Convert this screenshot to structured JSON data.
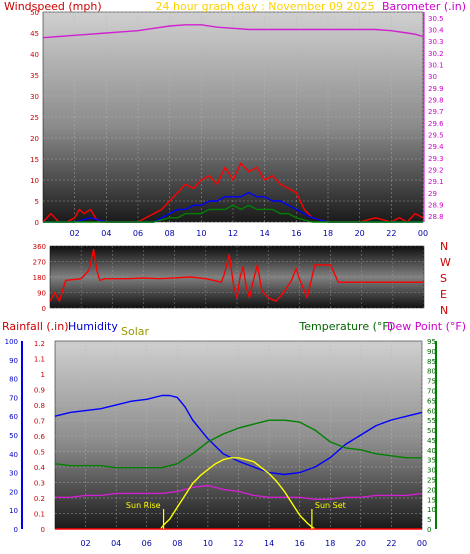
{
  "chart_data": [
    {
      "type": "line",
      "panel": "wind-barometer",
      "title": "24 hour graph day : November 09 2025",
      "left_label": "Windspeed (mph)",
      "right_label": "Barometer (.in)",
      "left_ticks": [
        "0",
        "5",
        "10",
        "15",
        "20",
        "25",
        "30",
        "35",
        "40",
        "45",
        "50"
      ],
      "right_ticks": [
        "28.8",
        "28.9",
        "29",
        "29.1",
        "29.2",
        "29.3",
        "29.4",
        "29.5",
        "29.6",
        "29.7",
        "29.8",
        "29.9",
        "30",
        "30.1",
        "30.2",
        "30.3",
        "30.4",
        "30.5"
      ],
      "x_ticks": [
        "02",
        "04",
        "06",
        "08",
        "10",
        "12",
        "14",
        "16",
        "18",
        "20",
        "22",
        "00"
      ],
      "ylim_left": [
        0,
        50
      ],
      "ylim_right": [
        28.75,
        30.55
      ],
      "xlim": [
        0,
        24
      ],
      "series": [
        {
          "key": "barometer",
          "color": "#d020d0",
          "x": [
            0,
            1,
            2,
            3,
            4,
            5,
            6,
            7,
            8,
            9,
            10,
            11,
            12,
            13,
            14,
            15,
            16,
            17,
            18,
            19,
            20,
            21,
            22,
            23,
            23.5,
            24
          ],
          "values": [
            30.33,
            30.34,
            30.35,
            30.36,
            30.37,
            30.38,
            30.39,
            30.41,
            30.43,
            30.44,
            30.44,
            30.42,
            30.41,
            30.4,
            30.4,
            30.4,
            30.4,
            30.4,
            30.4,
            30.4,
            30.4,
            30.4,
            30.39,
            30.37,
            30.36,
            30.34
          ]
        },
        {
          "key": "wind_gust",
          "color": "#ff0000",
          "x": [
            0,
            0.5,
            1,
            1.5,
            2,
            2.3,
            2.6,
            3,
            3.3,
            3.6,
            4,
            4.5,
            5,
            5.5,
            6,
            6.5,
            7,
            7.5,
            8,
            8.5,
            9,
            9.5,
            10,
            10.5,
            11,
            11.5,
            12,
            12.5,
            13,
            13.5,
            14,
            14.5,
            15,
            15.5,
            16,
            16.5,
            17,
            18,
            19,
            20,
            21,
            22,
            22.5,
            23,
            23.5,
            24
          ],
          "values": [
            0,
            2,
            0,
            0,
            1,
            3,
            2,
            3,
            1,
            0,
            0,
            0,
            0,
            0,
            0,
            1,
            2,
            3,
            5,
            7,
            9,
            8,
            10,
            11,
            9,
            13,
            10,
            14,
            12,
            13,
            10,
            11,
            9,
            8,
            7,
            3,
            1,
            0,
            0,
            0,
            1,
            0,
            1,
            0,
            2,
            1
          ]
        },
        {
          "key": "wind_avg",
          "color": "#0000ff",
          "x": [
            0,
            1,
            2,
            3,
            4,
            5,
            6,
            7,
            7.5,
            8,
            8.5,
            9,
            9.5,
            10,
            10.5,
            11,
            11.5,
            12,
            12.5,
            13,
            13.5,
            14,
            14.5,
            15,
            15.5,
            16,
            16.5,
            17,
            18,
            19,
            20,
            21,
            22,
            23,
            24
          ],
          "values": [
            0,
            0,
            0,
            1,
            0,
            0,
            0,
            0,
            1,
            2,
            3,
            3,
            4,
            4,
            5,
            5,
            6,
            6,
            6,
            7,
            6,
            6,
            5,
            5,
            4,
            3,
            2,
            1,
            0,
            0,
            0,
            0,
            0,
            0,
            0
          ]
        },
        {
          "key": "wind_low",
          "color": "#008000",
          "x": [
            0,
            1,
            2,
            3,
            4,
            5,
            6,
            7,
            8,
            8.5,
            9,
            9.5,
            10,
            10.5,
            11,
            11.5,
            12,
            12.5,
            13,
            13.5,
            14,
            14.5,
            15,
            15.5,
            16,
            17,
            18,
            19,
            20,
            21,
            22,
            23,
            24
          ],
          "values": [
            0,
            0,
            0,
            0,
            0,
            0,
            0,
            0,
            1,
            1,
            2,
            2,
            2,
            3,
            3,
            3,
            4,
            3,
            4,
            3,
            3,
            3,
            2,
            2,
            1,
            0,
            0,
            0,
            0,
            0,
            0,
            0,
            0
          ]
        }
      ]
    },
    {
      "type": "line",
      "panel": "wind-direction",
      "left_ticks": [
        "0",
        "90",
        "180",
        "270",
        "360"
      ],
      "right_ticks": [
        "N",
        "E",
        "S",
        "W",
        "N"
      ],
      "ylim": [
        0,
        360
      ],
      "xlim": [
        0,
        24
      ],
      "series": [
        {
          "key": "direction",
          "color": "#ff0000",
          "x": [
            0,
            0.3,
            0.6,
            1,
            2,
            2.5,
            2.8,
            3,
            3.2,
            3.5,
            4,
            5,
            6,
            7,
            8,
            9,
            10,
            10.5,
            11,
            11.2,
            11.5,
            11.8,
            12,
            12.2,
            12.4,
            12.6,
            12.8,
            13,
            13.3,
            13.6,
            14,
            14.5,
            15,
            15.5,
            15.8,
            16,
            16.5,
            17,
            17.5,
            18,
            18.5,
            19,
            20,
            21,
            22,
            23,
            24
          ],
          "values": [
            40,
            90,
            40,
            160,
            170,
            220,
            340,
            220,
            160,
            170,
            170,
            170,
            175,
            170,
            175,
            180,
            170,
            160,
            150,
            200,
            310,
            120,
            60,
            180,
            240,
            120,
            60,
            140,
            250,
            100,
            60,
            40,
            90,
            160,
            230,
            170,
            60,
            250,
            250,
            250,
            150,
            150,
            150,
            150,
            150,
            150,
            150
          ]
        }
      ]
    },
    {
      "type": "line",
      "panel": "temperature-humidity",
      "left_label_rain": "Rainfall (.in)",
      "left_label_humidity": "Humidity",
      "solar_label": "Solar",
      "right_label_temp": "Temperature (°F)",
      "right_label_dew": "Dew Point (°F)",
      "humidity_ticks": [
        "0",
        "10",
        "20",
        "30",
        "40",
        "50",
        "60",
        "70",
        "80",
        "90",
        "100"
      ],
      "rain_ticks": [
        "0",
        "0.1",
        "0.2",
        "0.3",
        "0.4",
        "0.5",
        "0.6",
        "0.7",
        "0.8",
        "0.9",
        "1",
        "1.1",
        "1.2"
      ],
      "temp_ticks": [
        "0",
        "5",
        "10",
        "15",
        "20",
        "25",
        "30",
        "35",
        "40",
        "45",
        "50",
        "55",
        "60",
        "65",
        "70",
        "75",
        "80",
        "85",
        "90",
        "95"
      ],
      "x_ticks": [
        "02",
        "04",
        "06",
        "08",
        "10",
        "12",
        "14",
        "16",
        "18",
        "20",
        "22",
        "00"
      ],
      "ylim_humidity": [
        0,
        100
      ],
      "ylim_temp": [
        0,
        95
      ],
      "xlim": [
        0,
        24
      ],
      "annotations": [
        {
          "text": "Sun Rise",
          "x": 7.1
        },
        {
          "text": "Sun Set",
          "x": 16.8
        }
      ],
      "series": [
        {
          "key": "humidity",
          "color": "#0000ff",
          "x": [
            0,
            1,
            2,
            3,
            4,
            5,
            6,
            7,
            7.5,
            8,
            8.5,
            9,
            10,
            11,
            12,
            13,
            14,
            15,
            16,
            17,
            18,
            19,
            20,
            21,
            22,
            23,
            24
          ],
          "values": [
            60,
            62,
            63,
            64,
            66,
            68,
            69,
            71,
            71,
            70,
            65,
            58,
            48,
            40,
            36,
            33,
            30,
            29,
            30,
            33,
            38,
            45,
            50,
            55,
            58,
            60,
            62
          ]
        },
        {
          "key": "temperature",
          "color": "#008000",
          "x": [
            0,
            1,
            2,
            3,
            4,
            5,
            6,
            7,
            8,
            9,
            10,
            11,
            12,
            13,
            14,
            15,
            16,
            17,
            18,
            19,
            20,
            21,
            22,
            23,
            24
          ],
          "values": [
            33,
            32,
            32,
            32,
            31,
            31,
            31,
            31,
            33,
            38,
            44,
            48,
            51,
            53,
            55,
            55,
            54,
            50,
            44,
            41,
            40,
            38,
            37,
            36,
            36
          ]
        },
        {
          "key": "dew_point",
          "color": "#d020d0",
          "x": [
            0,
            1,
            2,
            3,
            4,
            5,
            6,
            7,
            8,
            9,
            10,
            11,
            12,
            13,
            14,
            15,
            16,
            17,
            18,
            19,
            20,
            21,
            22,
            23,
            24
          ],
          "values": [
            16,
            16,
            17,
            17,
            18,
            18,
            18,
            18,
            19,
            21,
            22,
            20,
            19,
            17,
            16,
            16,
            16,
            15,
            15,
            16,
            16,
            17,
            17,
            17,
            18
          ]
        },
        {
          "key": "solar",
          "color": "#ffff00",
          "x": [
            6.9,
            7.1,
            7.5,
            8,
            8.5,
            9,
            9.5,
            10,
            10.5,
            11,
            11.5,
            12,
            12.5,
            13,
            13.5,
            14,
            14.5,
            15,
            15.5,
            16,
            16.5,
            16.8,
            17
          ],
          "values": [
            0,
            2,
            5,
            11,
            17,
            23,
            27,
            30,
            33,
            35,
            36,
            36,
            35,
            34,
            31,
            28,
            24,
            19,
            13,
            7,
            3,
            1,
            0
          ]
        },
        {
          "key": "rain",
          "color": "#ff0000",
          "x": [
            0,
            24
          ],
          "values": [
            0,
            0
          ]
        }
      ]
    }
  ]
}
=-=-=-=-=
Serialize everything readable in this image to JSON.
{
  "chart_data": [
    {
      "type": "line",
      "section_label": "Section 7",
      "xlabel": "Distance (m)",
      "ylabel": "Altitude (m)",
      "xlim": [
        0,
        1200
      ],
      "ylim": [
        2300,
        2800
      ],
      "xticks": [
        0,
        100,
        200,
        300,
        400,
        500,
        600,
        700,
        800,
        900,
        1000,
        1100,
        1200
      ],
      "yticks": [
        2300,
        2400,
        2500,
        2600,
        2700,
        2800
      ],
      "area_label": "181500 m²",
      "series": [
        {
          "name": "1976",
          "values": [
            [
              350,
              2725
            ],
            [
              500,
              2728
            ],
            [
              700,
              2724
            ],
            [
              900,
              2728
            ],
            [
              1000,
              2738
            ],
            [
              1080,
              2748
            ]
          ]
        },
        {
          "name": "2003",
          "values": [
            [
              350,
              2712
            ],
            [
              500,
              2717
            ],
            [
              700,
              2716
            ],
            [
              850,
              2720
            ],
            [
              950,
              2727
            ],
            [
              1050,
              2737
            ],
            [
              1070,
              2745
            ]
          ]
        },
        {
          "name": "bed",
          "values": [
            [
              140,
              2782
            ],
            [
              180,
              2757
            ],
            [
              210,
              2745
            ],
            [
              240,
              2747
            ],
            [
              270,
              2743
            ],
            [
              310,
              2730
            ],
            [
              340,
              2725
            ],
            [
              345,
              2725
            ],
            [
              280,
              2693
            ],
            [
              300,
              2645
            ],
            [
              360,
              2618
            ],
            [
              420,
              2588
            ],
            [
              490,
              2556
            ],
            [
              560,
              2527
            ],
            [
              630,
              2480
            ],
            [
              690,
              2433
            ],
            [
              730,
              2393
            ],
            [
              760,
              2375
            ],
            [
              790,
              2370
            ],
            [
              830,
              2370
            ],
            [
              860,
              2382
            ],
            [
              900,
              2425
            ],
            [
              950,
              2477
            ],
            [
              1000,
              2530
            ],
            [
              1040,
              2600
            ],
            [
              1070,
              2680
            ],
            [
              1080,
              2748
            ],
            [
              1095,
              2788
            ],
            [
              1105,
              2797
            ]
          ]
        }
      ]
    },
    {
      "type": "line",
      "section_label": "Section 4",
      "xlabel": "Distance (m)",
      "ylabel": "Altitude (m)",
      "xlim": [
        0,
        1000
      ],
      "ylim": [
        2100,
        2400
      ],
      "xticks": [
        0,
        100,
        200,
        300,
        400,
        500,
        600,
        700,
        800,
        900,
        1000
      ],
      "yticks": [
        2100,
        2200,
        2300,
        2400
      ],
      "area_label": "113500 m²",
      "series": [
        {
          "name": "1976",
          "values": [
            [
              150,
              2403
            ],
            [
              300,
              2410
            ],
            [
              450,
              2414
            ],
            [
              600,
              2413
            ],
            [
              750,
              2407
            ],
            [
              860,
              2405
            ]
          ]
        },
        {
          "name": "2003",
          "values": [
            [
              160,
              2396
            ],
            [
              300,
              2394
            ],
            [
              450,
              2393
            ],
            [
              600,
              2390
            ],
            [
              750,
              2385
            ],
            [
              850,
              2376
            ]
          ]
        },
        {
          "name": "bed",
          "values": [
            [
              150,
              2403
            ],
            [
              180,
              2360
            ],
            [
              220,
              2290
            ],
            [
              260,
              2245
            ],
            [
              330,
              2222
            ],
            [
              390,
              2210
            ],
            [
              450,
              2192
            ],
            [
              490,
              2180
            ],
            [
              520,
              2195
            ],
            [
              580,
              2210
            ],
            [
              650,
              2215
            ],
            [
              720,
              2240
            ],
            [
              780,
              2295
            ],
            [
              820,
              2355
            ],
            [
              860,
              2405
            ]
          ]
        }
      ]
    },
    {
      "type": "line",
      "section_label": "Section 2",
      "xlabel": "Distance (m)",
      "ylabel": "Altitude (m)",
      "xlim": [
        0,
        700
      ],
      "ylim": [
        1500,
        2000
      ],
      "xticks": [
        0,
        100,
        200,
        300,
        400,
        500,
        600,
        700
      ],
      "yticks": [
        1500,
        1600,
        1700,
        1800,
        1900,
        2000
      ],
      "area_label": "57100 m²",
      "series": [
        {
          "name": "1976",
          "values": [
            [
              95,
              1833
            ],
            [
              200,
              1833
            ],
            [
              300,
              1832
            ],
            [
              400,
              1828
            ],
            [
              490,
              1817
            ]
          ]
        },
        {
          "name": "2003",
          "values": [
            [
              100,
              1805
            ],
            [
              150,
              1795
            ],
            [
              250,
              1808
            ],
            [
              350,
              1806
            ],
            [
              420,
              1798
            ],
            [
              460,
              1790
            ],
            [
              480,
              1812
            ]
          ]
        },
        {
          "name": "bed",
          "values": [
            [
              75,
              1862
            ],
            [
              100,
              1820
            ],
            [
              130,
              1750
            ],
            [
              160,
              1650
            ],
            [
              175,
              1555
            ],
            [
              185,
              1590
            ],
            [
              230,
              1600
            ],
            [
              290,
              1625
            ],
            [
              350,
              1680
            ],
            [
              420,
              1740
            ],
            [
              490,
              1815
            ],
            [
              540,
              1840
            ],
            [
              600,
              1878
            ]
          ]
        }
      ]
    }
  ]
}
=-=-=-=-=
Task to carry out ▸
Show every line of the records above that contains the word "JSON".

Finished task ▸
Convert this screenshot to structured JSON data.
Serialize everything readable in this image to JSON.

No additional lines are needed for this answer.